▶ _What you are asked to do_: In your copy, leave out the pictures and repeat the entries below exactly.

▶ _Entries supplied_:

★ ★ ★ ★ ★

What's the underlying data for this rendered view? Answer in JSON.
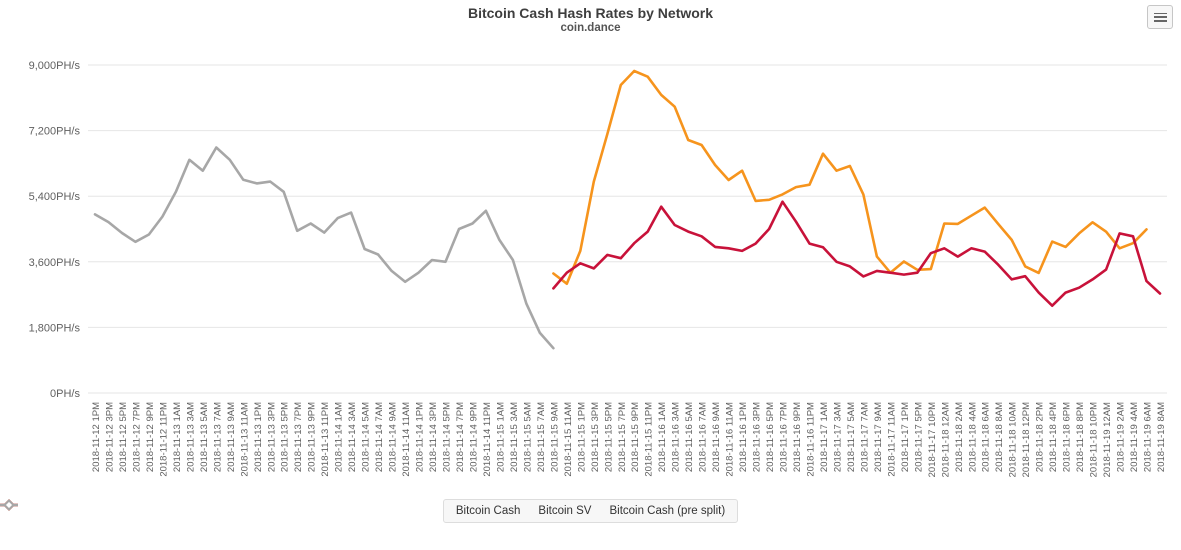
{
  "header": {
    "title": "Bitcoin Cash Hash Rates by Network",
    "subtitle": "coin.dance"
  },
  "menu": {
    "icon": "hamburger-icon",
    "tooltip_label": "Chart context menu"
  },
  "colors": {
    "bitcoin_cash": "#F6941D",
    "bitcoin_sv": "#C8123A",
    "pre_split": "#A7A7A7",
    "gridline": "#E6E6E6",
    "axis_text": "#606060",
    "legend_bg": "#F7F7F7",
    "legend_border": "#DDDDDD"
  },
  "y_axis": {
    "tick_labels": [
      "0PH/s",
      "1,800PH/s",
      "3,600PH/s",
      "5,400PH/s",
      "7,200PH/s",
      "9,000PH/s"
    ],
    "min": 0,
    "max": 9000,
    "step": 1800
  },
  "legend": {
    "items": [
      {
        "label": "Bitcoin Cash",
        "color": "#F6941D"
      },
      {
        "label": "Bitcoin SV",
        "color": "#C8123A"
      },
      {
        "label": "Bitcoin Cash (pre split)",
        "color": "#A7A7A7"
      }
    ]
  },
  "chart_data": {
    "type": "line",
    "title": "Bitcoin Cash Hash Rates by Network",
    "subtitle": "coin.dance",
    "ylabel": "PH/s",
    "ylim": [
      0,
      9000
    ],
    "grid": true,
    "legend_position": "bottom",
    "categories": [
      "2018-11-12 1PM",
      "2018-11-12 3PM",
      "2018-11-12 5PM",
      "2018-11-12 7PM",
      "2018-11-12 9PM",
      "2018-11-12 11PM",
      "2018-11-13 1AM",
      "2018-11-13 3AM",
      "2018-11-13 5AM",
      "2018-11-13 7AM",
      "2018-11-13 9AM",
      "2018-11-13 11AM",
      "2018-11-13 1PM",
      "2018-11-13 3PM",
      "2018-11-13 5PM",
      "2018-11-13 7PM",
      "2018-11-13 9PM",
      "2018-11-13 11PM",
      "2018-11-14 1AM",
      "2018-11-14 3AM",
      "2018-11-14 5AM",
      "2018-11-14 7AM",
      "2018-11-14 9AM",
      "2018-11-14 11AM",
      "2018-11-14 1PM",
      "2018-11-14 3PM",
      "2018-11-14 5PM",
      "2018-11-14 7PM",
      "2018-11-14 9PM",
      "2018-11-14 11PM",
      "2018-11-15 1AM",
      "2018-11-15 3AM",
      "2018-11-15 5AM",
      "2018-11-15 7AM",
      "2018-11-15 9AM",
      "2018-11-15 11AM",
      "2018-11-15 1PM",
      "2018-11-15 3PM",
      "2018-11-15 5PM",
      "2018-11-15 7PM",
      "2018-11-15 9PM",
      "2018-11-15 11PM",
      "2018-11-16 1AM",
      "2018-11-16 3AM",
      "2018-11-16 5AM",
      "2018-11-16 7AM",
      "2018-11-16 9AM",
      "2018-11-16 11AM",
      "2018-11-16 1PM",
      "2018-11-16 3PM",
      "2018-11-16 5PM",
      "2018-11-16 7PM",
      "2018-11-16 9PM",
      "2018-11-16 11PM",
      "2018-11-17 1AM",
      "2018-11-17 3AM",
      "2018-11-17 5AM",
      "2018-11-17 7AM",
      "2018-11-17 9AM",
      "2018-11-17 11AM",
      "2018-11-17 1PM",
      "2018-11-17 5PM",
      "2018-11-17 10PM",
      "2018-11-18 12AM",
      "2018-11-18 2AM",
      "2018-11-18 4AM",
      "2018-11-18 6AM",
      "2018-11-18 8AM",
      "2018-11-18 10AM",
      "2018-11-18 12PM",
      "2018-11-18 2PM",
      "2018-11-18 4PM",
      "2018-11-18 6PM",
      "2018-11-18 8PM",
      "2018-11-18 10PM",
      "2018-11-19 12AM",
      "2018-11-19 2AM",
      "2018-11-19 4AM",
      "2018-11-19 6AM",
      "2018-11-19 8AM"
    ],
    "series": [
      {
        "name": "Bitcoin Cash",
        "color": "#F6941D",
        "values": [
          null,
          null,
          null,
          null,
          null,
          null,
          null,
          null,
          null,
          null,
          null,
          null,
          null,
          null,
          null,
          null,
          null,
          null,
          null,
          null,
          null,
          null,
          null,
          null,
          null,
          null,
          null,
          null,
          null,
          null,
          null,
          null,
          null,
          null,
          3280,
          3000,
          3900,
          5800,
          7100,
          8450,
          8835,
          8680,
          8180,
          7857,
          6942,
          6804,
          6256,
          5845,
          6100,
          5270,
          5300,
          5450,
          5650,
          5715,
          6565,
          6100,
          6230,
          5445,
          3744,
          3300,
          3609,
          3380,
          3400,
          4650,
          4640,
          4865,
          5087,
          4640,
          4200,
          3475,
          3296,
          4155,
          4010,
          4380,
          4684,
          4425,
          3970,
          4110,
          4490,
          null
        ]
      },
      {
        "name": "Bitcoin SV",
        "color": "#C8123A",
        "values": [
          null,
          null,
          null,
          null,
          null,
          null,
          null,
          null,
          null,
          null,
          null,
          null,
          null,
          null,
          null,
          null,
          null,
          null,
          null,
          null,
          null,
          null,
          null,
          null,
          null,
          null,
          null,
          null,
          null,
          null,
          null,
          null,
          null,
          null,
          2870,
          3300,
          3560,
          3420,
          3790,
          3700,
          4110,
          4430,
          5113,
          4610,
          4430,
          4300,
          4010,
          3970,
          3900,
          4100,
          4500,
          5250,
          4700,
          4100,
          4000,
          3600,
          3475,
          3200,
          3350,
          3300,
          3250,
          3300,
          3835,
          3970,
          3744,
          3970,
          3880,
          3520,
          3116,
          3206,
          2756,
          2395,
          2756,
          2890,
          3116,
          3386,
          4380,
          4300,
          3070,
          2730
        ]
      },
      {
        "name": "Bitcoin Cash (pre split)",
        "color": "#A7A7A7",
        "values": [
          4900,
          4690,
          4390,
          4150,
          4350,
          4840,
          5520,
          6400,
          6100,
          6735,
          6400,
          5850,
          5750,
          5800,
          5520,
          4450,
          4650,
          4400,
          4800,
          4950,
          3950,
          3800,
          3350,
          3050,
          3300,
          3650,
          3600,
          4500,
          4650,
          5000,
          4200,
          3650,
          2450,
          1650,
          1230,
          null,
          null,
          null,
          null,
          null,
          null,
          null,
          null,
          null,
          null,
          null,
          null,
          null,
          null,
          null,
          null,
          null,
          null,
          null,
          null,
          null,
          null,
          null,
          null,
          null,
          null,
          null,
          null,
          null,
          null,
          null,
          null,
          null,
          null,
          null,
          null,
          null,
          null,
          null,
          null,
          null,
          null,
          null,
          null,
          null
        ]
      }
    ]
  }
}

★ ★ ★ ★ ★

▶ _Solution_:
What's the underlying data for this rendered view? Answer in JSON.
{
  "header": {
    "title": "Bitcoin Cash Hash Rates by Network",
    "subtitle": "coin.dance"
  },
  "menu": {
    "icon": "hamburger-icon",
    "tooltip_label": "Chart context menu"
  },
  "colors": {
    "bitcoin_cash": "#F6941D",
    "bitcoin_sv": "#C8123A",
    "pre_split": "#A7A7A7",
    "gridline": "#E6E6E6",
    "axis_text": "#606060",
    "legend_bg": "#F7F7F7",
    "legend_border": "#DDDDDD"
  },
  "y_axis": {
    "tick_labels": [
      "0PH/s",
      "1,800PH/s",
      "3,600PH/s",
      "5,400PH/s",
      "7,200PH/s",
      "9,000PH/s"
    ],
    "min": 0,
    "max": 9000,
    "step": 1800
  },
  "legend": {
    "items": [
      {
        "label": "Bitcoin Cash",
        "color": "#F6941D"
      },
      {
        "label": "Bitcoin SV",
        "color": "#C8123A"
      },
      {
        "label": "Bitcoin Cash (pre split)",
        "color": "#A7A7A7"
      }
    ]
  },
  "chart_data": {
    "type": "line",
    "title": "Bitcoin Cash Hash Rates by Network",
    "subtitle": "coin.dance",
    "ylabel": "PH/s",
    "ylim": [
      0,
      9000
    ],
    "grid": true,
    "legend_position": "bottom",
    "categories": [
      "2018-11-12 1PM",
      "2018-11-12 3PM",
      "2018-11-12 5PM",
      "2018-11-12 7PM",
      "2018-11-12 9PM",
      "2018-11-12 11PM",
      "2018-11-13 1AM",
      "2018-11-13 3AM",
      "2018-11-13 5AM",
      "2018-11-13 7AM",
      "2018-11-13 9AM",
      "2018-11-13 11AM",
      "2018-11-13 1PM",
      "2018-11-13 3PM",
      "2018-11-13 5PM",
      "2018-11-13 7PM",
      "2018-11-13 9PM",
      "2018-11-13 11PM",
      "2018-11-14 1AM",
      "2018-11-14 3AM",
      "2018-11-14 5AM",
      "2018-11-14 7AM",
      "2018-11-14 9AM",
      "2018-11-14 11AM",
      "2018-11-14 1PM",
      "2018-11-14 3PM",
      "2018-11-14 5PM",
      "2018-11-14 7PM",
      "2018-11-14 9PM",
      "2018-11-14 11PM",
      "2018-11-15 1AM",
      "2018-11-15 3AM",
      "2018-11-15 5AM",
      "2018-11-15 7AM",
      "2018-11-15 9AM",
      "2018-11-15 11AM",
      "2018-11-15 1PM",
      "2018-11-15 3PM",
      "2018-11-15 5PM",
      "2018-11-15 7PM",
      "2018-11-15 9PM",
      "2018-11-15 11PM",
      "2018-11-16 1AM",
      "2018-11-16 3AM",
      "2018-11-16 5AM",
      "2018-11-16 7AM",
      "2018-11-16 9AM",
      "2018-11-16 11AM",
      "2018-11-16 1PM",
      "2018-11-16 3PM",
      "2018-11-16 5PM",
      "2018-11-16 7PM",
      "2018-11-16 9PM",
      "2018-11-16 11PM",
      "2018-11-17 1AM",
      "2018-11-17 3AM",
      "2018-11-17 5AM",
      "2018-11-17 7AM",
      "2018-11-17 9AM",
      "2018-11-17 11AM",
      "2018-11-17 1PM",
      "2018-11-17 5PM",
      "2018-11-17 10PM",
      "2018-11-18 12AM",
      "2018-11-18 2AM",
      "2018-11-18 4AM",
      "2018-11-18 6AM",
      "2018-11-18 8AM",
      "2018-11-18 10AM",
      "2018-11-18 12PM",
      "2018-11-18 2PM",
      "2018-11-18 4PM",
      "2018-11-18 6PM",
      "2018-11-18 8PM",
      "2018-11-18 10PM",
      "2018-11-19 12AM",
      "2018-11-19 2AM",
      "2018-11-19 4AM",
      "2018-11-19 6AM",
      "2018-11-19 8AM"
    ],
    "series": [
      {
        "name": "Bitcoin Cash",
        "color": "#F6941D",
        "values": [
          null,
          null,
          null,
          null,
          null,
          null,
          null,
          null,
          null,
          null,
          null,
          null,
          null,
          null,
          null,
          null,
          null,
          null,
          null,
          null,
          null,
          null,
          null,
          null,
          null,
          null,
          null,
          null,
          null,
          null,
          null,
          null,
          null,
          null,
          3280,
          3000,
          3900,
          5800,
          7100,
          8450,
          8835,
          8680,
          8180,
          7857,
          6942,
          6804,
          6256,
          5845,
          6100,
          5270,
          5300,
          5450,
          5650,
          5715,
          6565,
          6100,
          6230,
          5445,
          3744,
          3300,
          3609,
          3380,
          3400,
          4650,
          4640,
          4865,
          5087,
          4640,
          4200,
          3475,
          3296,
          4155,
          4010,
          4380,
          4684,
          4425,
          3970,
          4110,
          4490,
          null
        ]
      },
      {
        "name": "Bitcoin SV",
        "color": "#C8123A",
        "values": [
          null,
          null,
          null,
          null,
          null,
          null,
          null,
          null,
          null,
          null,
          null,
          null,
          null,
          null,
          null,
          null,
          null,
          null,
          null,
          null,
          null,
          null,
          null,
          null,
          null,
          null,
          null,
          null,
          null,
          null,
          null,
          null,
          null,
          null,
          2870,
          3300,
          3560,
          3420,
          3790,
          3700,
          4110,
          4430,
          5113,
          4610,
          4430,
          4300,
          4010,
          3970,
          3900,
          4100,
          4500,
          5250,
          4700,
          4100,
          4000,
          3600,
          3475,
          3200,
          3350,
          3300,
          3250,
          3300,
          3835,
          3970,
          3744,
          3970,
          3880,
          3520,
          3116,
          3206,
          2756,
          2395,
          2756,
          2890,
          3116,
          3386,
          4380,
          4300,
          3070,
          2730
        ]
      },
      {
        "name": "Bitcoin Cash (pre split)",
        "color": "#A7A7A7",
        "values": [
          4900,
          4690,
          4390,
          4150,
          4350,
          4840,
          5520,
          6400,
          6100,
          6735,
          6400,
          5850,
          5750,
          5800,
          5520,
          4450,
          4650,
          4400,
          4800,
          4950,
          3950,
          3800,
          3350,
          3050,
          3300,
          3650,
          3600,
          4500,
          4650,
          5000,
          4200,
          3650,
          2450,
          1650,
          1230,
          null,
          null,
          null,
          null,
          null,
          null,
          null,
          null,
          null,
          null,
          null,
          null,
          null,
          null,
          null,
          null,
          null,
          null,
          null,
          null,
          null,
          null,
          null,
          null,
          null,
          null,
          null,
          null,
          null,
          null,
          null,
          null,
          null,
          null,
          null,
          null,
          null,
          null,
          null,
          null,
          null,
          null,
          null,
          null,
          null
        ]
      }
    ]
  }
}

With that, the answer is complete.